(Source records)
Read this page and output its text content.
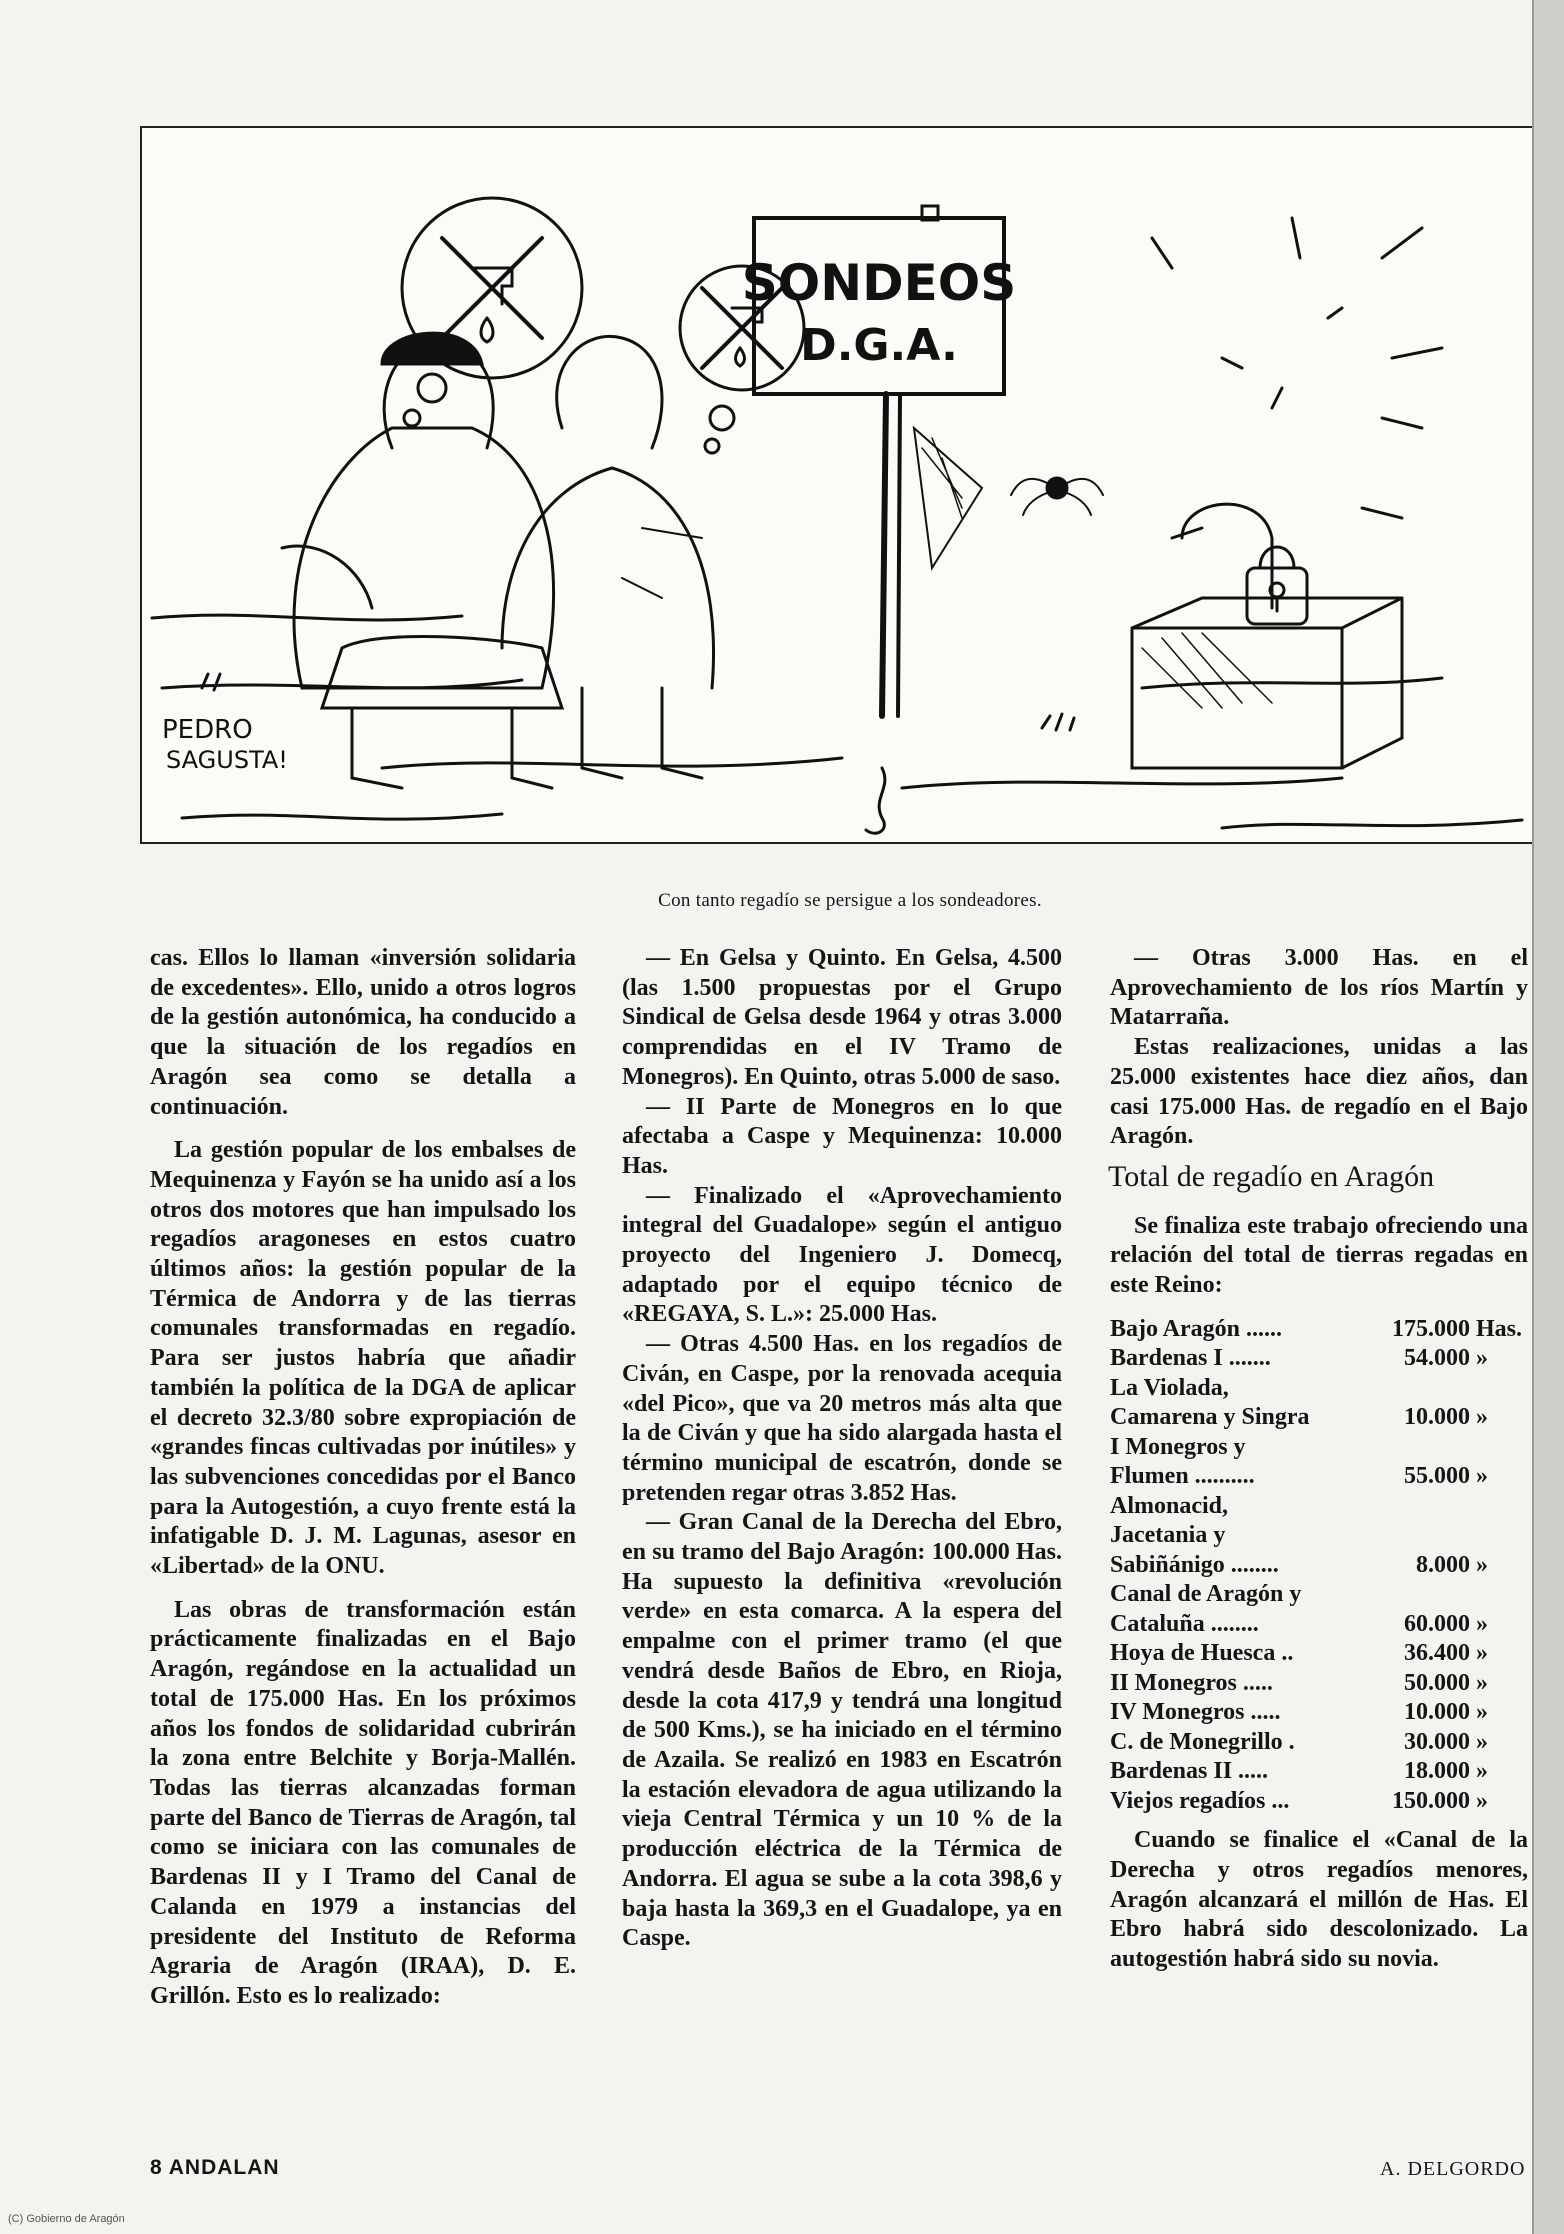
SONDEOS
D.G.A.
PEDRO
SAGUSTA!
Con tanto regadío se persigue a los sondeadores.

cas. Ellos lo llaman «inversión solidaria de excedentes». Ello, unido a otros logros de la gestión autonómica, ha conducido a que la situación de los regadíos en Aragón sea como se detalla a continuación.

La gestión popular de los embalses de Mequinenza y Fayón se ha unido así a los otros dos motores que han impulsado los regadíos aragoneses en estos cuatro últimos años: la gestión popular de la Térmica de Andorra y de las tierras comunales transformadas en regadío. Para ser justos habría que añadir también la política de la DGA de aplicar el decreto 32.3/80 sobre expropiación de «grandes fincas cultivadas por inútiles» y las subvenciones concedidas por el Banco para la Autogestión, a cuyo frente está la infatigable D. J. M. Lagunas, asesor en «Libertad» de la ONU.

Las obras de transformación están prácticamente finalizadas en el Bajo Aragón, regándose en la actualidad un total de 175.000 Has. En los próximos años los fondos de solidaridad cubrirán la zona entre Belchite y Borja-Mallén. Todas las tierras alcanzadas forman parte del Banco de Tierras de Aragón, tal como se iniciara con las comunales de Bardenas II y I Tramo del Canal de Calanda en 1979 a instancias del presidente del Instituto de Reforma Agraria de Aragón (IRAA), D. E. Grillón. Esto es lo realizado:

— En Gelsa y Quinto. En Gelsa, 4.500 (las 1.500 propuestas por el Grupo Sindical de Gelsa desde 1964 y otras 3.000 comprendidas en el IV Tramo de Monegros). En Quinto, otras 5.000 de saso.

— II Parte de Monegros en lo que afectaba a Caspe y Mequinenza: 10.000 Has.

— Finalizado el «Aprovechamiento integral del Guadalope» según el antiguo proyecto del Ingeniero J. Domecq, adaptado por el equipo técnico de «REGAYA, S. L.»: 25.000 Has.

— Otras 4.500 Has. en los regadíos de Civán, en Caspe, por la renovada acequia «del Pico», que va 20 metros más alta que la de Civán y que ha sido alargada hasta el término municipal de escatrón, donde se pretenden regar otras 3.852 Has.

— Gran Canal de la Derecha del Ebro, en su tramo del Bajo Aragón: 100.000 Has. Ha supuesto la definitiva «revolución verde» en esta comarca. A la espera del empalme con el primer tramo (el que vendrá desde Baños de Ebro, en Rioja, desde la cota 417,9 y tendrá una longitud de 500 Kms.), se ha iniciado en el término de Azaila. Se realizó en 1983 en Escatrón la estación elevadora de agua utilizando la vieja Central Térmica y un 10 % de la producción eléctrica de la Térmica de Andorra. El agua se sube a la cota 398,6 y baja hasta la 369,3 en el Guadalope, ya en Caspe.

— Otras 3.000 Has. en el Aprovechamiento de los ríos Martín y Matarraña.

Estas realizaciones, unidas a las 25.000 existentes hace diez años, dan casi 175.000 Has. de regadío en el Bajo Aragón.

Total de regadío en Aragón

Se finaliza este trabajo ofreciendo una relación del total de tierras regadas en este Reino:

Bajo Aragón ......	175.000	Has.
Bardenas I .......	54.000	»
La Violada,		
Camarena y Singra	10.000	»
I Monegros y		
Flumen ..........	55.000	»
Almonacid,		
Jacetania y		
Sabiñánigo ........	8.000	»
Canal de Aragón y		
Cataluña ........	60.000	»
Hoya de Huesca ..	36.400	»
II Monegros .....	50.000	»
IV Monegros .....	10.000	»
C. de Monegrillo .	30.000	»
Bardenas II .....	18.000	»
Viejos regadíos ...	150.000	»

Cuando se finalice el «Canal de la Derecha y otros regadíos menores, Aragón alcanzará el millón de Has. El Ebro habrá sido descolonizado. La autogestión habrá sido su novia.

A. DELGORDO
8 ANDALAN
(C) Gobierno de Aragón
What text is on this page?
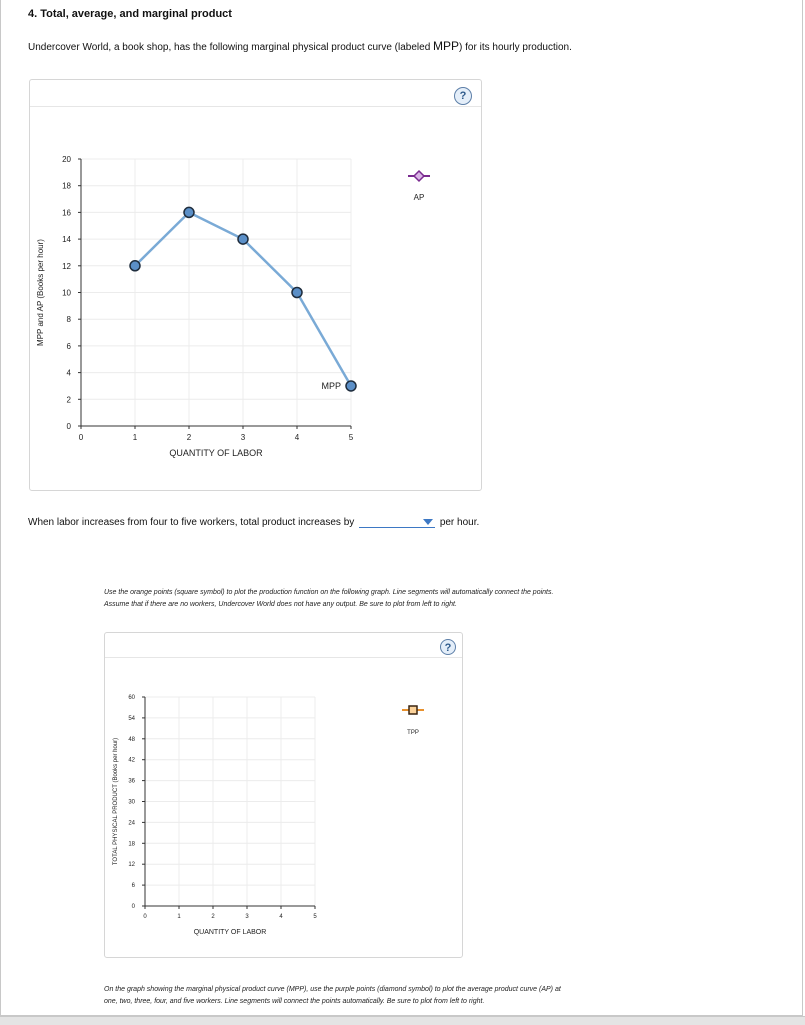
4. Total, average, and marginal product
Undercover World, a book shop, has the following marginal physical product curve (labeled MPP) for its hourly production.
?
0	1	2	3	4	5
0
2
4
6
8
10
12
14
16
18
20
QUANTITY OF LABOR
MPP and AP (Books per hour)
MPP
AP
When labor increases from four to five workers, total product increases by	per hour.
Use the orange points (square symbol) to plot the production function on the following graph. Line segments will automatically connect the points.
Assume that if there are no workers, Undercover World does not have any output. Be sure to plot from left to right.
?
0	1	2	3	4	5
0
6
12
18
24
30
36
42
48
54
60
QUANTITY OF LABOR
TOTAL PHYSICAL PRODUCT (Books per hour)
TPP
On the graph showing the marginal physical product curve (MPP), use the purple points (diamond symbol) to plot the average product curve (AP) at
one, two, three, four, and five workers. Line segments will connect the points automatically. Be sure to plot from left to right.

What you need to do: Go through the listing above and list every line that has the word "five".

Result of this exercise:
When labor increases from four to five workers, total product increases by	per hour.
one, two, three, four, and five workers. Line segments will connect the points automatically. Be sure to plot from left to right.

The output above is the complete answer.